■ Estratto del documento
····················
Per comprendere questo aspetto bisogna, per prima cosa, non cadere nell’errore, come mi è parso di avvertire, di concepire il corpo mentale come il caput mundi dell’individuo incarnato, come il corpo inferiore più importante tra quelli che l’individuo possiede, perché non è così.
Certamente il corpo mentale ha una grande importanza, in quanto senza il corpo mentale tutti voi non riuscireste a ragionare – non con questo che sempre ragioniate! – tuttavia se non vi fosse il corpo mentale certamente nessuno di voi riuscirebbe mai a ragionare!
Però bisogna tener conto del fatto che il corpo mentale basa i suoi ragionamenti, i suoi processi deduttivi e cognitivi, sugli elementi che vengono a lui dall’esperienza vissuta dall’individuo all’interno del piano fisico. Quindi, se il corpo mentale non avesse le sensazioni del corpo fisico e le emozioni ed i desideri del corpo astrale, certamente non avrebbe gli elementi sui quali fondare i propri ragionamenti.
Voi direte: «Ma al corpo mentale arrivano, però, le spinte dal corpo della coscienza: potrebbero bastare queste per indurre il corpo mentale a produrre dei ragionamenti», giusto? Certamente, in teoria potrebbe essere così, ma soltanto in teoria perché anche il corpo della coscienza, a sua volta, riceve di ritorno dal corpo fisico, dal corpo astrale, dal corpo mentale gli elementi tratti dalla vita all’interno del piano fisico per acquisire il sentire, e ciò che poi rimanda al corpo mentale arriva al corpo mentale attraverso questi elementi conosciuti, quindi sempre in dipendenza di questo flusso di informazioni che passa attraverso i corpi inferiori.
Non vi è, in questo anello di vibrazioni che passano attraverso i corpi inferiori dell’uomo incarnato, nessuna parte che sia più importante o meno importante: tutte sono importanti allo stesso modo e tutte sono dotate tra di loro di una certa sincronicità, ovvero lavorano praticamente contemporaneamente sui dati che entrano in circolo all’interno dell’individuo.
Come nascono allora, figli, i fantasmi della mente? Scifo

I fantasmi della mente nascono dall’illusione, ma è possibile che il corpo mentale si illuda? Quale può essere l’illusione data dal corpo mentale? In fondo, per sua stessa natura, esso ragiona lucidamente, direi freddamente, esaminando consequenzialmente le catene logiche che compongono i pensieri e, quindi, partendo da un punto, esamina i dati correlati a questo punto per arrivare, alla fine, alla conclusione.
Come può nascere, allora, il fantasma?
····················
■ Dati registrati

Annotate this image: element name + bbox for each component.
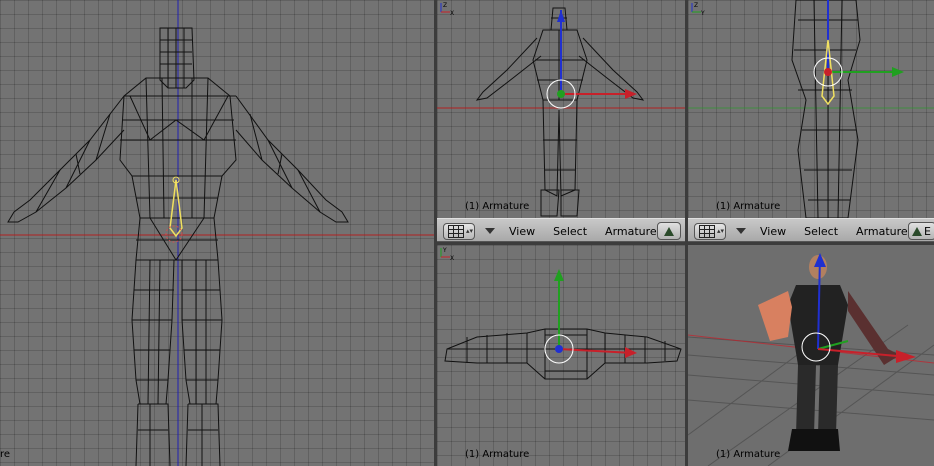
····················
■ Cosa fare
Puoi trascrivere dall'estratto sul corpo mentale il passo che va da "I fantasmi della mente nascono" fino a "fine, alla conclusione." compreso, sostituendo "freddamente" con "pacatamente"?

■ Risposta attesa
I fantasmi della mente nascono dall’illusione, ma è possibile che il corpo mentale si illuda? Quale può essere l’illusione data dal corpo mentale? In fondo, per sua stessa natura, esso ragiona lucidamente, direi pacatamente, esaminando consequenzialmente le catene logiche che compongono i pensieri e, quindi, partendo da un punto, esamina i dati correlati a questo punto per arrivare, alla fine, alla conclusione.